Work to complete –
Print verbatim the lines of the entries from the one containing "Give me the" to the last, inclusive, and no others.

Input rows –
● ● ●
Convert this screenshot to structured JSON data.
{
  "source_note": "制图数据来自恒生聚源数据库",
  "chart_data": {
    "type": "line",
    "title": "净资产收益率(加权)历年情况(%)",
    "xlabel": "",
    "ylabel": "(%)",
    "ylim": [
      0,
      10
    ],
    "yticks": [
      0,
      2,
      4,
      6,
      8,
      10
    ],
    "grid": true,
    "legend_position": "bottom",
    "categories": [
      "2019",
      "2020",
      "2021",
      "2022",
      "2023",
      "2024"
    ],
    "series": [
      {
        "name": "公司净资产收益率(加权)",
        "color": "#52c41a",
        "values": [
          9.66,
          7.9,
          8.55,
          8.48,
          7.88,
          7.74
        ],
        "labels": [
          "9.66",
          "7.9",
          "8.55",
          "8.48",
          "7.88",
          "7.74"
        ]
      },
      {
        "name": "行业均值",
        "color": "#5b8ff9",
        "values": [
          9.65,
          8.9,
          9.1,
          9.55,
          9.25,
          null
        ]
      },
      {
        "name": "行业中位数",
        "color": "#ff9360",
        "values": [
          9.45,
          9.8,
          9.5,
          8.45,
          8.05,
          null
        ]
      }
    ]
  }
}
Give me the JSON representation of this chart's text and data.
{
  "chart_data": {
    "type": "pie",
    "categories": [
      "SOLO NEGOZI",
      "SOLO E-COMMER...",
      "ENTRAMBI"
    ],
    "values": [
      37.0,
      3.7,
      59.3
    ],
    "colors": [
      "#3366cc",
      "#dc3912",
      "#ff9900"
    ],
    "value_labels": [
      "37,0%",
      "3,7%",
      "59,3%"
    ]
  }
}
● ● ●
Response below –
Give me the JSON representation of this chart's text and data.
{
  "chart_data": {
    "type": "pie",
    "categories": [
      "SOLO NEGOZI",
      "SOLO E-COMMER...",
      "ENTRAMBI"
    ],
    "values": [
      37.0,
      3.7,
      59.3
    ],
    "colors": [
      "#3366cc",
      "#dc3912",
      "#ff9900"
    ],
    "value_labels": [
      "37,0%",
      "3,7%",
      "59,3%"
    ]
  }
}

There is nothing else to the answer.